Rows =

──────────

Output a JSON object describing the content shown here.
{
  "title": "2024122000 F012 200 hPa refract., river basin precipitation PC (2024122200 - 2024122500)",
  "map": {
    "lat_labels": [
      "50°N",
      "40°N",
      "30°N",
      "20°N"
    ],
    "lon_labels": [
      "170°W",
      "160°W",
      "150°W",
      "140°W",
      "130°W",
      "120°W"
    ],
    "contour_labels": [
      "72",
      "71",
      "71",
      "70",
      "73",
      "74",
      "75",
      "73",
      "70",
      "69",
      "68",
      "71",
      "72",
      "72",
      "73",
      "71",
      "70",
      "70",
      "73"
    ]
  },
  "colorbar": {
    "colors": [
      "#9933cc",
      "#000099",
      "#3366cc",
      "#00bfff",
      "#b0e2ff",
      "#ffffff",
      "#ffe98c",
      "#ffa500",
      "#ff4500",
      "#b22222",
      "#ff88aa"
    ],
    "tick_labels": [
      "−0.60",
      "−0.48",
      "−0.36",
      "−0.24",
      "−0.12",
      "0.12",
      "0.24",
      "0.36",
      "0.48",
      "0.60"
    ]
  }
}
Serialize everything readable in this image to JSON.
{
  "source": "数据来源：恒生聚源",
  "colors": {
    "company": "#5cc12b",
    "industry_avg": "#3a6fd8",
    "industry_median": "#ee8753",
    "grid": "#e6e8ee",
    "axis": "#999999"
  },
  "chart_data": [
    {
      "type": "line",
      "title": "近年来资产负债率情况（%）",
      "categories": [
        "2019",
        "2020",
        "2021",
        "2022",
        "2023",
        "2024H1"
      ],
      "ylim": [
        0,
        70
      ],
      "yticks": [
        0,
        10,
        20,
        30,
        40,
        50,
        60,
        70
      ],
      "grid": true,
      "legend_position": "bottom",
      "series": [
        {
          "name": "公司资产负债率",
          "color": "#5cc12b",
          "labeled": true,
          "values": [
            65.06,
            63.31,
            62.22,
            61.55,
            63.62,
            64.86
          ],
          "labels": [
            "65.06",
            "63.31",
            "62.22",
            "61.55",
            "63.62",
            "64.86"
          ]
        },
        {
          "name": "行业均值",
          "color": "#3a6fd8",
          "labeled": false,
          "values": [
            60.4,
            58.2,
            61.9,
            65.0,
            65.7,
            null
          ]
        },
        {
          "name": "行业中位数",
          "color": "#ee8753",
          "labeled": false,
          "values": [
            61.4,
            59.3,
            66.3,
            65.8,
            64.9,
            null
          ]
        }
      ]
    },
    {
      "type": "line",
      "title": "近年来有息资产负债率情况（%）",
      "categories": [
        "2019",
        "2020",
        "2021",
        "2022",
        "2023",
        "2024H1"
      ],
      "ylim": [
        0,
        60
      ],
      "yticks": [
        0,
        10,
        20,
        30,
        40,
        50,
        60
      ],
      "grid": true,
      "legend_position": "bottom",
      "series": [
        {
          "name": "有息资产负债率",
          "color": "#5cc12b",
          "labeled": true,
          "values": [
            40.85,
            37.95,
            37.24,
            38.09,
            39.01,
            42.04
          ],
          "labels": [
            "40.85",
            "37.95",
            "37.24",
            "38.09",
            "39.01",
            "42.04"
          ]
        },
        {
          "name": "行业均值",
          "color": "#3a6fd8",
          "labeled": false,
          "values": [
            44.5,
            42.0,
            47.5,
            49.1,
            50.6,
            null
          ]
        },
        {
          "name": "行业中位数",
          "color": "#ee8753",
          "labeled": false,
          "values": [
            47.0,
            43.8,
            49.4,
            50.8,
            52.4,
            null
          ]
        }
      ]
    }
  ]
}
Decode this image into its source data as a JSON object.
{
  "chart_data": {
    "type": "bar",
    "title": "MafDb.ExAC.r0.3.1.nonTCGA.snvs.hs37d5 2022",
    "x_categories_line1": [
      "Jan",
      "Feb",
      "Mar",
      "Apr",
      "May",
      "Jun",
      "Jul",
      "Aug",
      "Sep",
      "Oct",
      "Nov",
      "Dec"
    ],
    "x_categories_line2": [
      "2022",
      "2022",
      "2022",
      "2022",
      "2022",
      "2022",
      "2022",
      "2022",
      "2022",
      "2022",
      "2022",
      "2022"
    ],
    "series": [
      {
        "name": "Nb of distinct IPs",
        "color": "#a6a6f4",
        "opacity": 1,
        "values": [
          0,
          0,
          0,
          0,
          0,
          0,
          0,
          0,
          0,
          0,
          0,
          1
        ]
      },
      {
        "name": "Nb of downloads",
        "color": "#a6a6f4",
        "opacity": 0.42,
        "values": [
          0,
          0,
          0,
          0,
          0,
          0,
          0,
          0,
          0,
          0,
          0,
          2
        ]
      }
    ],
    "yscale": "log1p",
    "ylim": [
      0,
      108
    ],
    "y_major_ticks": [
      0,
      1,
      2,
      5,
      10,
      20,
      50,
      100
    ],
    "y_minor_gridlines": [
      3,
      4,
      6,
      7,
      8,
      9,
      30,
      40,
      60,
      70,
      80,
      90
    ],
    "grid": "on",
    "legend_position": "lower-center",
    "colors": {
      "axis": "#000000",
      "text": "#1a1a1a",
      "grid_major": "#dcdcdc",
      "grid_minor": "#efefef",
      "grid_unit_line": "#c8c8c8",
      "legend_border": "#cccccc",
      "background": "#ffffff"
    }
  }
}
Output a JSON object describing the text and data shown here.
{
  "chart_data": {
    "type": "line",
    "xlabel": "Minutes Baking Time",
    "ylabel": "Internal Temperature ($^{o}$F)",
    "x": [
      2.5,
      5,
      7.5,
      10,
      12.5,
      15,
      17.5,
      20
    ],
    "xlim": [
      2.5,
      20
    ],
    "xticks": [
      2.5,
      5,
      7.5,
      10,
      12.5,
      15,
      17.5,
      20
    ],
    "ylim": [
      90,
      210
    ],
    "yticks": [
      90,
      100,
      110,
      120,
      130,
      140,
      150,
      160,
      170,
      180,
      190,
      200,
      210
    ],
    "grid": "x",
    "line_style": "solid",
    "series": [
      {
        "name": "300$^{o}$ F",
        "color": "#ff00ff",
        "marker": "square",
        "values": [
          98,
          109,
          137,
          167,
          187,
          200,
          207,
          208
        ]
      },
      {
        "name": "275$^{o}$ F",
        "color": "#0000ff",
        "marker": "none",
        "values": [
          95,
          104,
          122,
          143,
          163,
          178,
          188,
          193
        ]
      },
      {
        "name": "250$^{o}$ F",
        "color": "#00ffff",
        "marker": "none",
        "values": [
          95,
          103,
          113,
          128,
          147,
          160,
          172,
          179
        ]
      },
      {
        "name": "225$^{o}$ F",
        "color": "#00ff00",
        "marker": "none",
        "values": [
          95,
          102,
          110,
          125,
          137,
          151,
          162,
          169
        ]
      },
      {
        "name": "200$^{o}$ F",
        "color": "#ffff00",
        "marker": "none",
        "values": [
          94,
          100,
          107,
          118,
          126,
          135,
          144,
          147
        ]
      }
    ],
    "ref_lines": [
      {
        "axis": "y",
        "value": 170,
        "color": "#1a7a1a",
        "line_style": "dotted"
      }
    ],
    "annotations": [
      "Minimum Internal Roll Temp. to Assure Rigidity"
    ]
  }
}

──────────

Given request = Pull every line containing the word "text" out of the material and copy it.

Result =
      "text": "#1a1a1a",
Output a JSON object describing the text and data shown here.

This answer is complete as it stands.